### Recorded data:

-.-.-

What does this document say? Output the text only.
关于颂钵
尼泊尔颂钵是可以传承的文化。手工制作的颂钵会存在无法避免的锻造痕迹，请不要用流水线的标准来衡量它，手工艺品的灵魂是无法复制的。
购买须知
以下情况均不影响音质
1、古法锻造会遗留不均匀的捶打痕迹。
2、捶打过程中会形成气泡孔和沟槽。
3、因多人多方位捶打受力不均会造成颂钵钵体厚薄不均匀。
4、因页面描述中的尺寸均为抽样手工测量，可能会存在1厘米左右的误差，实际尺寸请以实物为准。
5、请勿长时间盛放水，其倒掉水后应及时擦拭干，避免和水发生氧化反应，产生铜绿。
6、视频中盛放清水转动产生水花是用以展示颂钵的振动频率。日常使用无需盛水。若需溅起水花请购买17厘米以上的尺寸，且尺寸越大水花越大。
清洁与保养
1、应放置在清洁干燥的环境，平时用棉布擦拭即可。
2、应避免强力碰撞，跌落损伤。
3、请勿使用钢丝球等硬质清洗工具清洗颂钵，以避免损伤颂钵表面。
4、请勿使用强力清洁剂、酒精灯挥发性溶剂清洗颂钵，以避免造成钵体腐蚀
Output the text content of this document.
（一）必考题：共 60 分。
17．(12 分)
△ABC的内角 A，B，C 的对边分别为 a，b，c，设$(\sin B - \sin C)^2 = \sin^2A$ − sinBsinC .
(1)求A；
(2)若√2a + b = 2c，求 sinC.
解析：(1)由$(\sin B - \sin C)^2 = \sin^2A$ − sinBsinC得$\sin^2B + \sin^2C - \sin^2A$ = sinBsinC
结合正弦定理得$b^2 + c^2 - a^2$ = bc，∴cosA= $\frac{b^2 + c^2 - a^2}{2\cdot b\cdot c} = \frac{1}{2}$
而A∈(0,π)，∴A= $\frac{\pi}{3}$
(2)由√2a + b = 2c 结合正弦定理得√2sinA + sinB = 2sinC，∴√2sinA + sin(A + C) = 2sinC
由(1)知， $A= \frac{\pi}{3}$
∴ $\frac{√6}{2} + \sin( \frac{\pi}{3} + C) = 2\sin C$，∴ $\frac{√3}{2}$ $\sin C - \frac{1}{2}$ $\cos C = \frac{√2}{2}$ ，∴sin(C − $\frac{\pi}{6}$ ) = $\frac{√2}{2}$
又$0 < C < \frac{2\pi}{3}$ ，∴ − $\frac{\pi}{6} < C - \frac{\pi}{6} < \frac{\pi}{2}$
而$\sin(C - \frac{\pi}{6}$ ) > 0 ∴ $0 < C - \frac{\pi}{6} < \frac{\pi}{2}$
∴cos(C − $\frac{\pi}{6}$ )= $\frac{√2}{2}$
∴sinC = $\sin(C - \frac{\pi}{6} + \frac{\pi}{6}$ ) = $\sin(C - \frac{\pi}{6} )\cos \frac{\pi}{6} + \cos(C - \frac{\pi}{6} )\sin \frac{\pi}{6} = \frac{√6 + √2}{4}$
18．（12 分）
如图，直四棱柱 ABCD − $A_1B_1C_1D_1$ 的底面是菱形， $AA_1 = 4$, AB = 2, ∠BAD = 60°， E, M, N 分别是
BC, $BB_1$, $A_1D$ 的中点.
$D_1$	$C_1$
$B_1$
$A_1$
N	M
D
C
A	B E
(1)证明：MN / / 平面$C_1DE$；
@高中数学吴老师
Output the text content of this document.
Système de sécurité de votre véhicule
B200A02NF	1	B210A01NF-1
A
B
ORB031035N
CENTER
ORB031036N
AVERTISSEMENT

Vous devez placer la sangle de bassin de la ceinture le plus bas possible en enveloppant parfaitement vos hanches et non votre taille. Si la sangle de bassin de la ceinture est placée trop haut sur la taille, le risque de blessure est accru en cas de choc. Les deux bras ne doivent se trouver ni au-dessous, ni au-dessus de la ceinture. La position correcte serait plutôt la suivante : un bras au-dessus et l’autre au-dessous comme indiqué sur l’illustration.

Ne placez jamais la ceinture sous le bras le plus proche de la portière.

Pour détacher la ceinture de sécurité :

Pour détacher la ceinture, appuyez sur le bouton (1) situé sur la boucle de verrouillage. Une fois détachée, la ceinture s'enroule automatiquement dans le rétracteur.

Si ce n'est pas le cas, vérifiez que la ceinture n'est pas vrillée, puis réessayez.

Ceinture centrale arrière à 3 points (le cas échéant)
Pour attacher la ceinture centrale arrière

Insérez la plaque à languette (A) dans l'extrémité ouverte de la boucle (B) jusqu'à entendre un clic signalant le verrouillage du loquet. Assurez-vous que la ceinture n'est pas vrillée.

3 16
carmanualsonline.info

-.-.-

Take every line containing the word "plus" and copy it.

Vous devez placer la sangle de bassin de la ceinture le plus bas possible en enveloppant parfaitement vos hanches et non votre taille. Si la sangle de bassin de la ceinture est placée trop haut sur la taille, le risque de blessure est accru en cas de choc. Les deux bras ne doivent se trouver ni au-dessous, ni au-dessus de la ceinture. La position correcte serait plutôt la suivante : un bras au-dessus et l’autre au-dessous comme indiqué sur l’illustration.
Ne placez jamais la ceinture sous le bras le plus proche de la portière.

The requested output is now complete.